What needs to be done
Go through the material and pull out every line with the string "text" in it.

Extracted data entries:
— Begin —
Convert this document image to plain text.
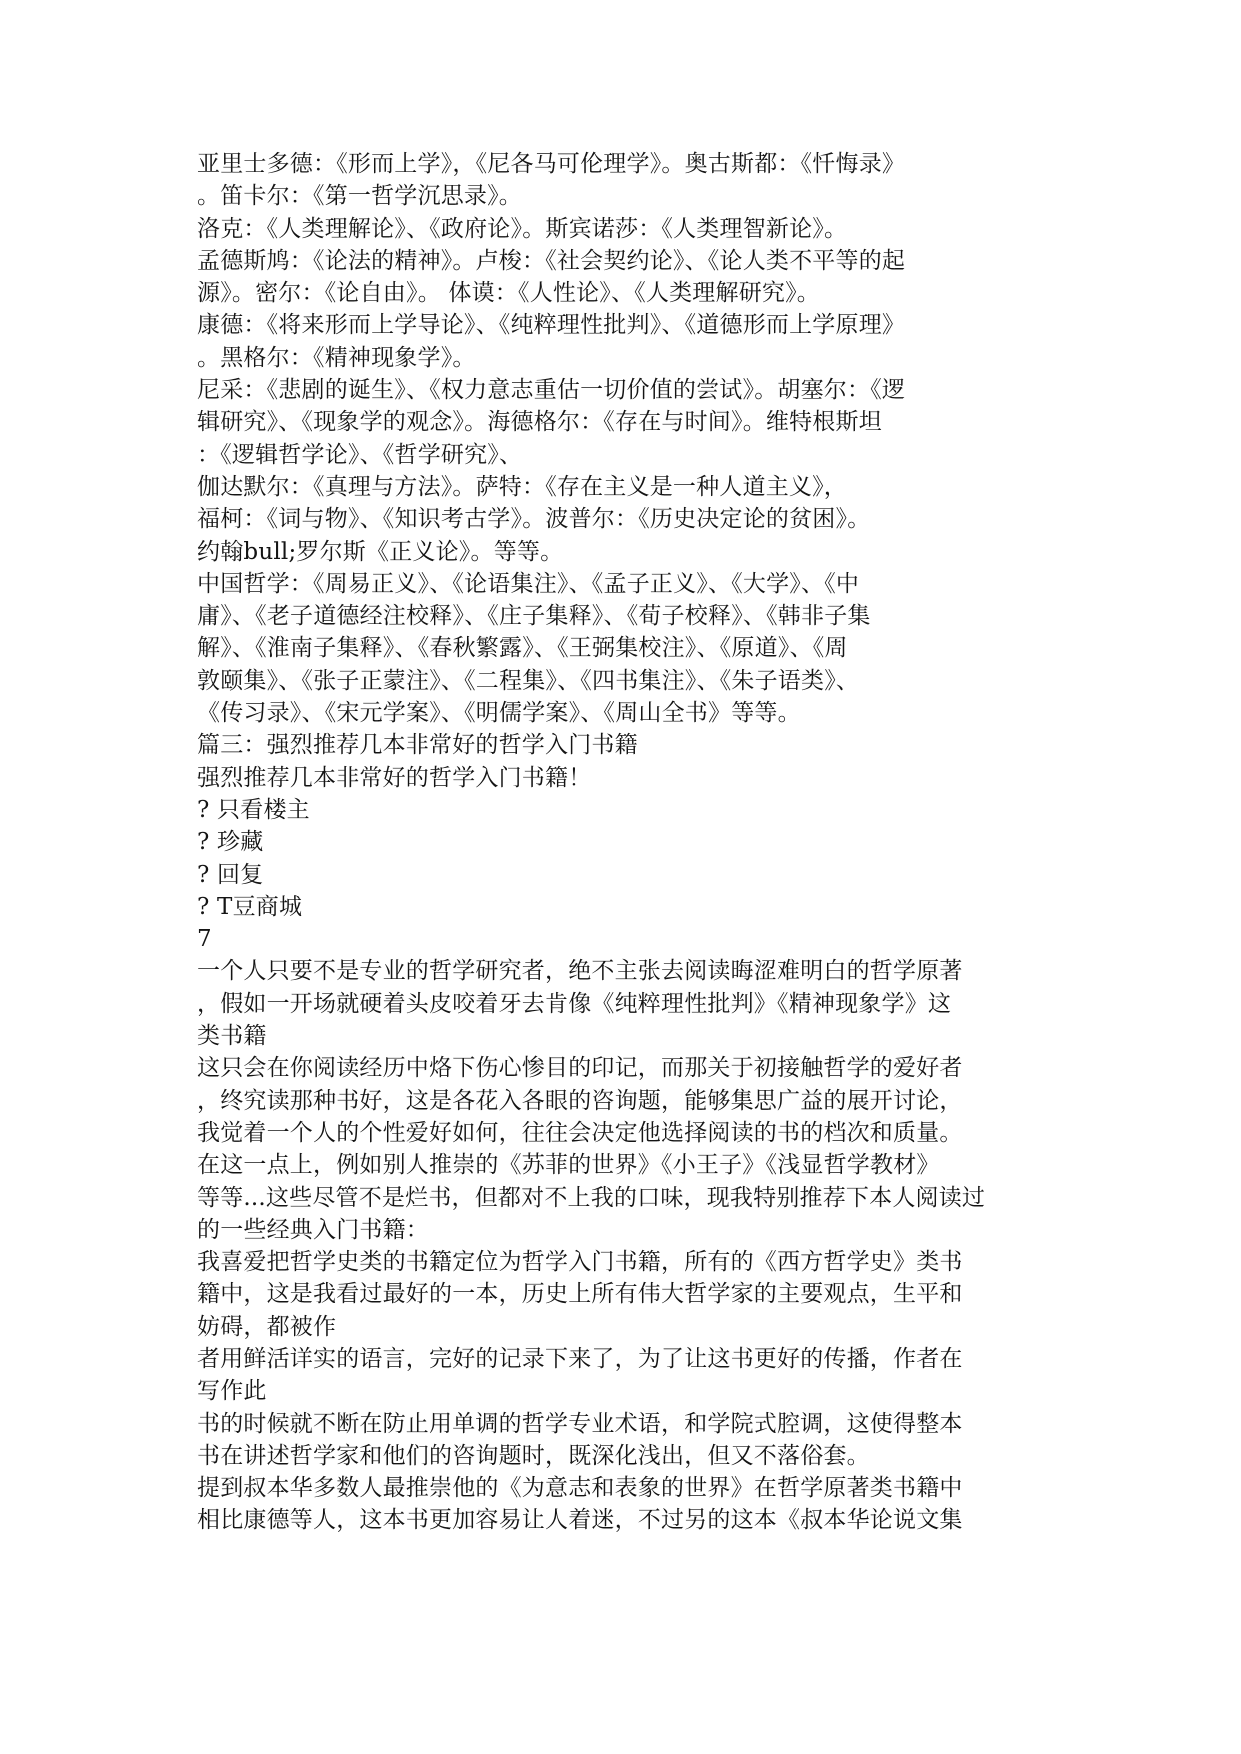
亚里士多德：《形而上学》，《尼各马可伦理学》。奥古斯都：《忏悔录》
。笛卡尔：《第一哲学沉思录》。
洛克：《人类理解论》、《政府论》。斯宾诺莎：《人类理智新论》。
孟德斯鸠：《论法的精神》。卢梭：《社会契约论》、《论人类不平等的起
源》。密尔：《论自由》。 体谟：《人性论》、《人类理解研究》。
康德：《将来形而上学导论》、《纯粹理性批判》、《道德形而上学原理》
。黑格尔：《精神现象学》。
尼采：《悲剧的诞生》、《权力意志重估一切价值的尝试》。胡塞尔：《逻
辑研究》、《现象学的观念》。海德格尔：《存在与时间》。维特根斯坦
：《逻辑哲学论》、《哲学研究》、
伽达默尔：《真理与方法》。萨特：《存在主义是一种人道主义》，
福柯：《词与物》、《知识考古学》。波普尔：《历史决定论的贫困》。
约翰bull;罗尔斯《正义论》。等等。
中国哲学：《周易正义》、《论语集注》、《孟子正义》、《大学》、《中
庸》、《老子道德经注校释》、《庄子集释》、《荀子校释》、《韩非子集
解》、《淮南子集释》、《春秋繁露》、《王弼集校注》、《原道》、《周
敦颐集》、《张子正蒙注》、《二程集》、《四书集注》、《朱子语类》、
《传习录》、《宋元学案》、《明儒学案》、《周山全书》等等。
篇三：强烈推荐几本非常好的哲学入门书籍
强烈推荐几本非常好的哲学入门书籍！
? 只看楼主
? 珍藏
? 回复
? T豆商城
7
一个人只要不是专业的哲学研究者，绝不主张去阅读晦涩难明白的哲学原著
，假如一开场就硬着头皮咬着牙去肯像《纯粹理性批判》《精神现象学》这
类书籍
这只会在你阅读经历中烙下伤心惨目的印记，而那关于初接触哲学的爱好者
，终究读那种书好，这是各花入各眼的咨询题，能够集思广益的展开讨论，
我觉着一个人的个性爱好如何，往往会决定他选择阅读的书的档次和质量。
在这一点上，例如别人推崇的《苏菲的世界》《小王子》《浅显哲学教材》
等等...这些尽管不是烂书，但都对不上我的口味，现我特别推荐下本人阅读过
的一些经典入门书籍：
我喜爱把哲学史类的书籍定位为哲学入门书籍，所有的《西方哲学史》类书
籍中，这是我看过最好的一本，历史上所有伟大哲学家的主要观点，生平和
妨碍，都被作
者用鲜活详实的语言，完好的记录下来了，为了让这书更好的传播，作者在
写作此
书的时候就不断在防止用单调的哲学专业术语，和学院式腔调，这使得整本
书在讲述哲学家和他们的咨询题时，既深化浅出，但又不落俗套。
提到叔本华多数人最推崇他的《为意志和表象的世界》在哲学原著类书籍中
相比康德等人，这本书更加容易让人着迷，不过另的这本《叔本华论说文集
— End —
— Begin —
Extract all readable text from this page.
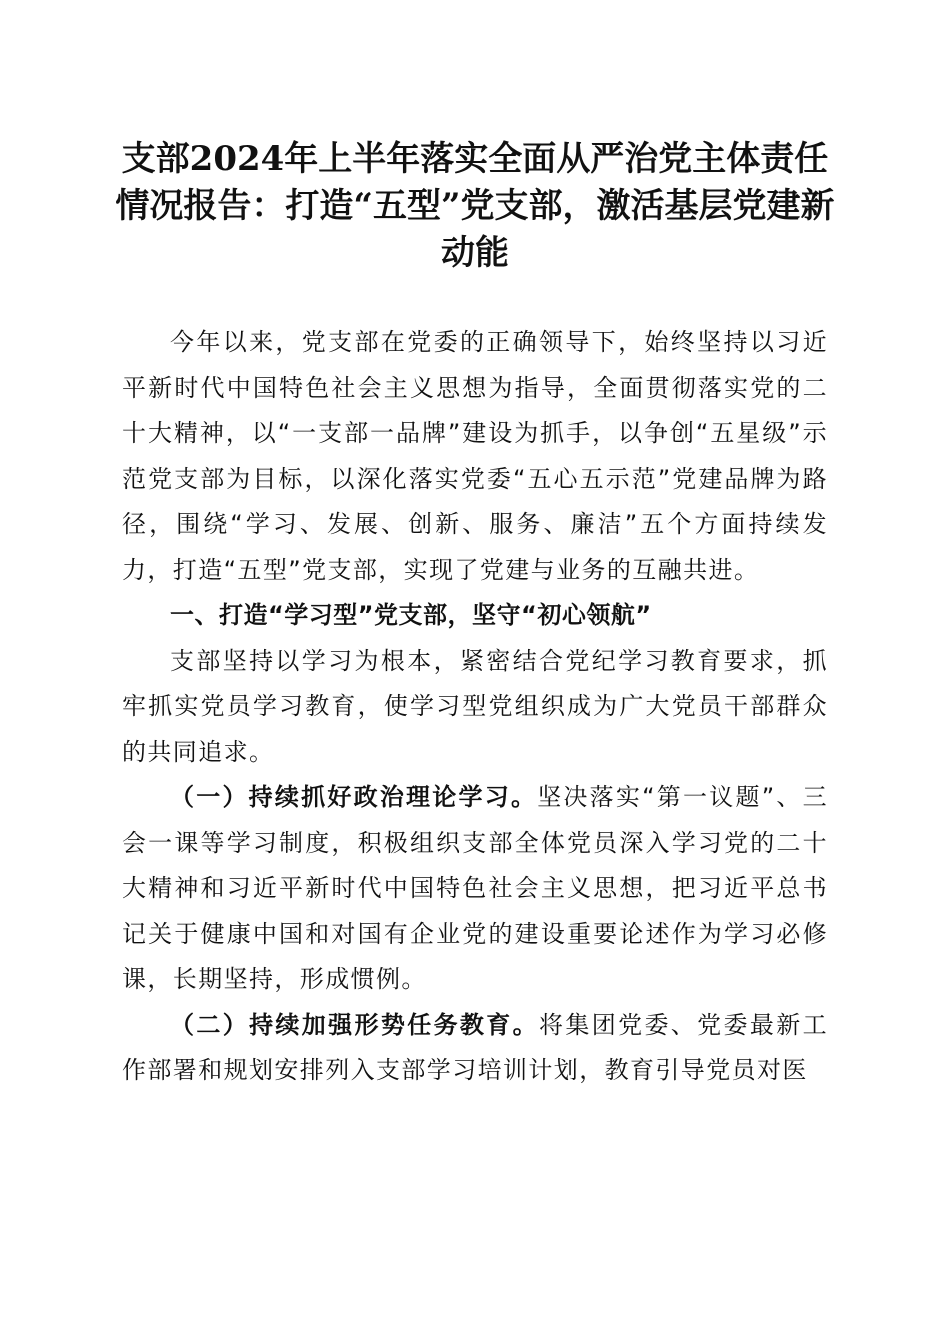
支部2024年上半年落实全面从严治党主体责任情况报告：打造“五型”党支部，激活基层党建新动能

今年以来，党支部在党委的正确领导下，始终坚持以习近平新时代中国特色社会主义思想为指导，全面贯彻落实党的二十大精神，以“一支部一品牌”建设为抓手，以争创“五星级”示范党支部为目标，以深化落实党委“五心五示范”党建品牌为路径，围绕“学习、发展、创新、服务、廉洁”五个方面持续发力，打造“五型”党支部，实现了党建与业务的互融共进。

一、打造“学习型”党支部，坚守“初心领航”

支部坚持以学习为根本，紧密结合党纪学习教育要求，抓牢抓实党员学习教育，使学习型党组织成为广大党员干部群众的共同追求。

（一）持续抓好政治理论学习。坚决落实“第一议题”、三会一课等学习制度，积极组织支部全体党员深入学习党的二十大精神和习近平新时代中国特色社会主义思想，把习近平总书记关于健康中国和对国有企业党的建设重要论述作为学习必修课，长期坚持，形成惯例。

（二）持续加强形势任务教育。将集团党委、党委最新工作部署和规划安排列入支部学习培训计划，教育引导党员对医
— End —
Solution to this exercise
Convert this document image to plain text.
Extract all readable text from this page.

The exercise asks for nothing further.